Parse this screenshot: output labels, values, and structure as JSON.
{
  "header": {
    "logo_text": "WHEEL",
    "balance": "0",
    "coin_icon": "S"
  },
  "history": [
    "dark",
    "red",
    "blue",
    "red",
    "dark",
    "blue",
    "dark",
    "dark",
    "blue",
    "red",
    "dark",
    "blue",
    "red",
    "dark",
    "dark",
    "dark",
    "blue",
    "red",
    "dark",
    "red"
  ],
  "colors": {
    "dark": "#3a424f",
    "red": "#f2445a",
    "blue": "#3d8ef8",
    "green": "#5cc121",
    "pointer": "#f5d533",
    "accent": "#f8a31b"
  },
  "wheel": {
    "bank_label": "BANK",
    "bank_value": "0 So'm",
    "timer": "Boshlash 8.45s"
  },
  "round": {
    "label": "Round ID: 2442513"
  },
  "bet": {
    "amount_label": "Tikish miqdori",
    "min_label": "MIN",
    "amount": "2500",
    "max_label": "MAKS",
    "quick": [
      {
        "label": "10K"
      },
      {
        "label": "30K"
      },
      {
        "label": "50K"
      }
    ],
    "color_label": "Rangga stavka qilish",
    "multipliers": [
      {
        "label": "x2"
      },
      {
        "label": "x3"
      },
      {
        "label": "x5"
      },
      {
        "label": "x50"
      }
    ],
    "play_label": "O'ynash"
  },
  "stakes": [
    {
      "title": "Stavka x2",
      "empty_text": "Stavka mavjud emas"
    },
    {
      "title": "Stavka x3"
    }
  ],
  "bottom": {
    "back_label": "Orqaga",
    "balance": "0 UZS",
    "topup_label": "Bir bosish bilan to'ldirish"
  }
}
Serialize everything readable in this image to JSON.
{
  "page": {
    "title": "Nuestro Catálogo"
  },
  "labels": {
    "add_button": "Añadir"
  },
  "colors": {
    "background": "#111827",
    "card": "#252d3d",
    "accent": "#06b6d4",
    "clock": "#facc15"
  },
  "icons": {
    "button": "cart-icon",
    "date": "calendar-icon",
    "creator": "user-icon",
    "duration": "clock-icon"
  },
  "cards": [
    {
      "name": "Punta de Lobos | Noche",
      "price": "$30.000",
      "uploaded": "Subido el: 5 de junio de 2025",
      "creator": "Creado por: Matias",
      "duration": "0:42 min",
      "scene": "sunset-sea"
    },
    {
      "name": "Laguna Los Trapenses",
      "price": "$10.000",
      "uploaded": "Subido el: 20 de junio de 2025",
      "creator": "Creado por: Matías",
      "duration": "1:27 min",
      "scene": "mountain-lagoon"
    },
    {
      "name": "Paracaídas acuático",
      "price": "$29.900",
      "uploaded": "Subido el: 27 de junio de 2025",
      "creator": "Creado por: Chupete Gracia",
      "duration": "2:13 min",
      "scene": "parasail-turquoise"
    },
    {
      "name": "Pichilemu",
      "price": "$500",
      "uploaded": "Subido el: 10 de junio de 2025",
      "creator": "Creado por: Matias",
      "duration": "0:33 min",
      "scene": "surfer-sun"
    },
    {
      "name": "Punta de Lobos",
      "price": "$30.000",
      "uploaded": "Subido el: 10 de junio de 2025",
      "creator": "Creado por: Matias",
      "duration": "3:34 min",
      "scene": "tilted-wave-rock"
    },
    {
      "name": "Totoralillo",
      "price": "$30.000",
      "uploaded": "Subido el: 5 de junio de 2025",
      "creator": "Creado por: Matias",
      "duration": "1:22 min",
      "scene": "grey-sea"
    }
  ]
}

------------------------------------------------------------

**Instruction:** Which lines contain the word "title"? Copy each of them.

**Final result:**
      "title": "Stavka x2",
      "title": "Stavka x3"
    "title": "Nuestro Catálogo"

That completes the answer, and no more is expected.